Requirement =>
Your task is to filter the data below down to the lines holding "document".

Items from a data source

* * *

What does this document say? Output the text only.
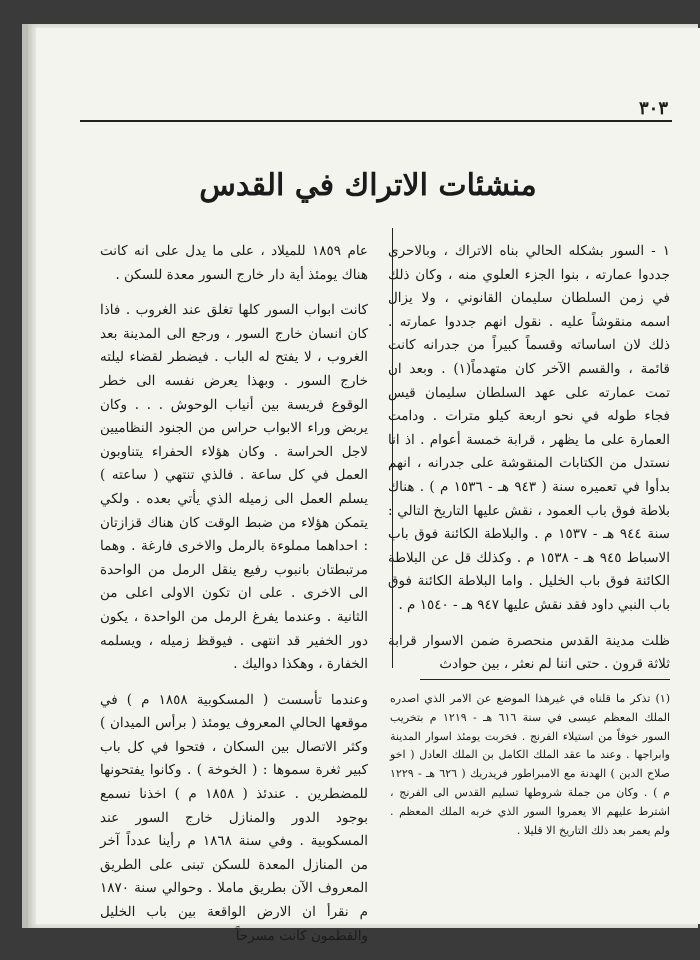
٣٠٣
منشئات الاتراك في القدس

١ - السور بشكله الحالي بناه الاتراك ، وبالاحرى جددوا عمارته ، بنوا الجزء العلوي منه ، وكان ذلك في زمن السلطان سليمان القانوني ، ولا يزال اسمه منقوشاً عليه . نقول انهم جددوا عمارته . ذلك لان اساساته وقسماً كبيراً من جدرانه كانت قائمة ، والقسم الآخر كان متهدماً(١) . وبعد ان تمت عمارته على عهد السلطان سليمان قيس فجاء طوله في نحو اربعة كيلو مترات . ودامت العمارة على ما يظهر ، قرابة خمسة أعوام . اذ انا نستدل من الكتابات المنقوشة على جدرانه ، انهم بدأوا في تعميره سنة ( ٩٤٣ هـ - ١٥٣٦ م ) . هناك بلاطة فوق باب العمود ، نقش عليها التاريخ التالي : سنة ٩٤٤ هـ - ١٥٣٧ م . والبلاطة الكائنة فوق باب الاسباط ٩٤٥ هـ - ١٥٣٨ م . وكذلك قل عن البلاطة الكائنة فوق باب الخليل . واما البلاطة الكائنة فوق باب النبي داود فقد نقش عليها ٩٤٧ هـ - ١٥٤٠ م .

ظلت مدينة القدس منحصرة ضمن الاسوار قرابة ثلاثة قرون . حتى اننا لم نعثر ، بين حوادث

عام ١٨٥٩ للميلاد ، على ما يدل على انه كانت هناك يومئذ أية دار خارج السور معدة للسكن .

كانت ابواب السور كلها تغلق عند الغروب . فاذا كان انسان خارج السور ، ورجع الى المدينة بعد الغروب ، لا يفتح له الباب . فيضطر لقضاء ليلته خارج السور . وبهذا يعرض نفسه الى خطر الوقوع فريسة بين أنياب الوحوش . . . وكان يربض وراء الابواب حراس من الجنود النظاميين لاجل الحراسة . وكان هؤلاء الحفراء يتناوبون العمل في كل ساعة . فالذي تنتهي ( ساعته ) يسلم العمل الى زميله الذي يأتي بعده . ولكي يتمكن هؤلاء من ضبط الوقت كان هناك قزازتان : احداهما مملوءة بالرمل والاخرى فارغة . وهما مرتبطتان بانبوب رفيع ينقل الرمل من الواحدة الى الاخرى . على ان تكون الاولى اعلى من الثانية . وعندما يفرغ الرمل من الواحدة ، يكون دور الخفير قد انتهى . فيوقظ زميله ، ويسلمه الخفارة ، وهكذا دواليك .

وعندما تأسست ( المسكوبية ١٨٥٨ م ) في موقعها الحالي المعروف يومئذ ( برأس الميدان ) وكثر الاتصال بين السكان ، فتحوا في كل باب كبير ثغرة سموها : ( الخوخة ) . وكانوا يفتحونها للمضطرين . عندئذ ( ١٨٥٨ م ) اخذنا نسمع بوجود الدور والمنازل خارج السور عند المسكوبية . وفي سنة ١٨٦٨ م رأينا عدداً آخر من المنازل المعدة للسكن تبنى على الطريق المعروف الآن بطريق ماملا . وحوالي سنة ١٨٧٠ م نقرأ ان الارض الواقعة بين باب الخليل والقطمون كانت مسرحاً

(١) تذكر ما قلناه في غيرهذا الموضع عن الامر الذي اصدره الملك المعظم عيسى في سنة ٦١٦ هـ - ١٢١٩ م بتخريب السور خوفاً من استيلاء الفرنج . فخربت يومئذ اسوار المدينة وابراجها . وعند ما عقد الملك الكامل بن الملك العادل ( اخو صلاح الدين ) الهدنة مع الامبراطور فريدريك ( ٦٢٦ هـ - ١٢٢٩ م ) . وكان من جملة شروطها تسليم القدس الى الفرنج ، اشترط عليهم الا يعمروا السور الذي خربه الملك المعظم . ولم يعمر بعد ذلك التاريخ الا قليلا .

* * *

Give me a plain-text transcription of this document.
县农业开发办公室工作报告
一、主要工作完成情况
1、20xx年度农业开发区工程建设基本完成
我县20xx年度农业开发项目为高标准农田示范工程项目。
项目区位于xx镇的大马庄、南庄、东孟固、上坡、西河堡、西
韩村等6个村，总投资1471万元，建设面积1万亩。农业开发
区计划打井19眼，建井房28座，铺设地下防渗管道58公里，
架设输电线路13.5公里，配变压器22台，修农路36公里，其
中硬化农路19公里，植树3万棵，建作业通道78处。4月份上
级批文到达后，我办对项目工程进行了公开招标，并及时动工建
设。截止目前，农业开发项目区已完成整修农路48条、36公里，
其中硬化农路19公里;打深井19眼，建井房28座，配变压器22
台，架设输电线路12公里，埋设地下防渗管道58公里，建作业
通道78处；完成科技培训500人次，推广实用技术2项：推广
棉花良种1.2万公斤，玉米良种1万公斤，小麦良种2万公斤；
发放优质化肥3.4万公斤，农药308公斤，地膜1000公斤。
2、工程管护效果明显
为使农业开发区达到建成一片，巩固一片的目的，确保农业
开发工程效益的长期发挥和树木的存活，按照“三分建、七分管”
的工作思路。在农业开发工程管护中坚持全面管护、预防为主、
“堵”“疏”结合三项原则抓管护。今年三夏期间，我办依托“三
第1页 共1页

* * *

Response to this exercise =>
What does this document say? Output the text only.
Give me a plain-text transcription of this document.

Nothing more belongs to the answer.